Copy out the article on women in metrology below, word for word and in full. Leave out the material that follows it.

◆ Text block ◆
□ □ □ □

Women in Metrology—Pioneers and Leaders

Published: Thursday, October 4, 2018 - 12:01

The Coordinate Metrology Society (CMS) continues its support and coverage of advancements in the precision dimensional metrology industry, as it has done for more than three decades. One of our key strengths has been the professional women in our membership ranks. They have been and continue to be key CMS leaders. Acknowledging their roles is long over due. It is important not only to recognize those women who have crashed the glass ceiling in our industry, but to inform others that a career in metrology can be incredibly rewarding.

It is no secret to our members that a career in metrology is genuinely gratifying. Most of us are working with high-end precise equipment and software to ensure complex systems get built quickly and precisely. Dimensional metrology is involved in almost every new large-scale system including airplanes and aircraft carriers, cars and their production assembly lines, power generation systems, new telescopes and satellites to name a few.

Moving forward, we will shine a spotlight on women metrologists and their contributions and successes. In the process, this will help us all gain a better appreciation of the value metrologists bring to industry. That said and to be fair, I will only share a brief story about one of our brilliant professionals, and the different stages of her career that deserve recognition. We will follow this article up with additional articles, CMS Corner interviews, and a presentation of Women in Metrology at the 2019 CMSC conference.

□ □ □ □

◆ Source material ◆
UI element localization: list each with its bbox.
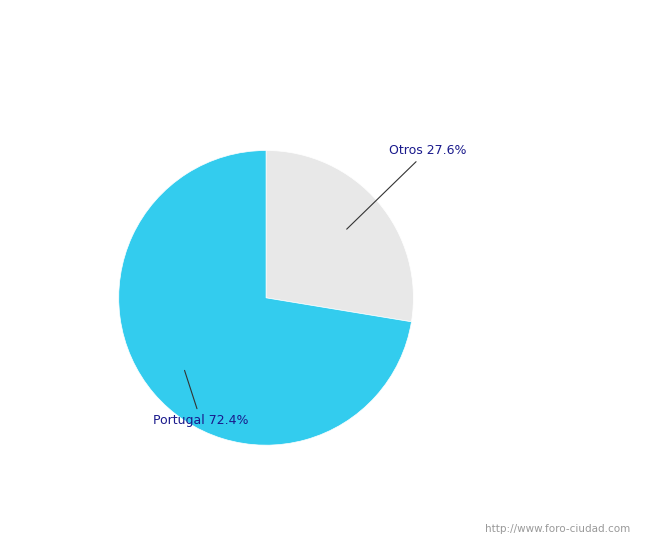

□ □ □ □

◆ Full response ◆
Women in Metrology—Pioneers and Leaders

Published: Thursday, October 4, 2018 - 12:01

The Coordinate Metrology Society (CMS) continues its support and coverage of advancements in the precision dimensional metrology industry, as it has done for more than three decades. One of our key strengths has been the professional women in our membership ranks. They have been and continue to be key CMS leaders. Acknowledging their roles is long over due. It is important not only to recognize those women who have crashed the glass ceiling in our industry, but to inform others that a career in metrology can be incredibly rewarding.

It is no secret to our members that a career in metrology is genuinely gratifying. Most of us are working with high-end precise equipment and software to ensure complex systems get built quickly and precisely. Dimensional metrology is involved in almost every new large-scale system including airplanes and aircraft carriers, cars and their production assembly lines, power generation systems, new telescopes and satellites to name a few.

Moving forward, we will shine a spotlight on women metrologists and their contributions and successes. In the process, this will help us all gain a better appreciation of the value metrologists bring to industry. That said and to be fair, I will only share a brief story about one of our brilliant professionals, and the different stages of her career that deserve recognition. We will follow this article up with additional articles, CMS Corner interviews, and a presentation of Women in Metrology at the 2019 CMSC conference.